-- START OF MATERIAL SUPPLIED --

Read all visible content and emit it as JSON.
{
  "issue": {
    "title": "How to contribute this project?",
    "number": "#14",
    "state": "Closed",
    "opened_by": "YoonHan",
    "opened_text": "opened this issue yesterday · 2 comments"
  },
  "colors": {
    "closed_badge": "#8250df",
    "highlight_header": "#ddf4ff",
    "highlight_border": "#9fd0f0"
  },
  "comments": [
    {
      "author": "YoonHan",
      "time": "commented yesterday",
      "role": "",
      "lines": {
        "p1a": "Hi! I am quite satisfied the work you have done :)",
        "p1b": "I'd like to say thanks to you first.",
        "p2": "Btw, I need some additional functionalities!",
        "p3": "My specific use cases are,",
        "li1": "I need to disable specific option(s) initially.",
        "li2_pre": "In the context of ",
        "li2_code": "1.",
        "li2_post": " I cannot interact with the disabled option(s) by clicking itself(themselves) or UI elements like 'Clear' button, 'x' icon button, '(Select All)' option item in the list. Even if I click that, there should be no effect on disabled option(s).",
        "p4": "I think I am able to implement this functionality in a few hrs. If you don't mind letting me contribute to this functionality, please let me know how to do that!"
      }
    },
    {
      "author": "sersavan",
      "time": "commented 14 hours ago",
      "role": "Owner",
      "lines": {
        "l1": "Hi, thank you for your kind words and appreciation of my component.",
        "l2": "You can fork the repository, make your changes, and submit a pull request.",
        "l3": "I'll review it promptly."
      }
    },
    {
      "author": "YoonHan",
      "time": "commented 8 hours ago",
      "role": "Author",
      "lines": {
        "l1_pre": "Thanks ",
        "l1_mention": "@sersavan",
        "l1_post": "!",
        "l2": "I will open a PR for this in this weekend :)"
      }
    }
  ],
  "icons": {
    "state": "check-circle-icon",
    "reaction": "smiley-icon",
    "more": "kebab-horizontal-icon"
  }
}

-- END OF MATERIAL SUPPLIED --

Return what is listed above, exactly and completely.

Read all visible content and emit it as JSON.
{
  "issue": {
    "title": "How to contribute this project?",
    "number": "#14",
    "state": "Closed",
    "opened_by": "YoonHan",
    "opened_text": "opened this issue yesterday · 2 comments"
  },
  "colors": {
    "closed_badge": "#8250df",
    "highlight_header": "#ddf4ff",
    "highlight_border": "#9fd0f0"
  },
  "comments": [
    {
      "author": "YoonHan",
      "time": "commented yesterday",
      "role": "",
      "lines": {
        "p1a": "Hi! I am quite satisfied the work you have done :)",
        "p1b": "I'd like to say thanks to you first.",
        "p2": "Btw, I need some additional functionalities!",
        "p3": "My specific use cases are,",
        "li1": "I need to disable specific option(s) initially.",
        "li2_pre": "In the context of ",
        "li2_code": "1.",
        "li2_post": " I cannot interact with the disabled option(s) by clicking itself(themselves) or UI elements like 'Clear' button, 'x' icon button, '(Select All)' option item in the list. Even if I click that, there should be no effect on disabled option(s).",
        "p4": "I think I am able to implement this functionality in a few hrs. If you don't mind letting me contribute to this functionality, please let me know how to do that!"
      }
    },
    {
      "author": "sersavan",
      "time": "commented 14 hours ago",
      "role": "Owner",
      "lines": {
        "l1": "Hi, thank you for your kind words and appreciation of my component.",
        "l2": "You can fork the repository, make your changes, and submit a pull request.",
        "l3": "I'll review it promptly."
      }
    },
    {
      "author": "YoonHan",
      "time": "commented 8 hours ago",
      "role": "Author",
      "lines": {
        "l1_pre": "Thanks ",
        "l1_mention": "@sersavan",
        "l1_post": "!",
        "l2": "I will open a PR for this in this weekend :)"
      }
    }
  ],
  "icons": {
    "state": "check-circle-icon",
    "reaction": "smiley-icon",
    "more": "kebab-horizontal-icon"
  }
}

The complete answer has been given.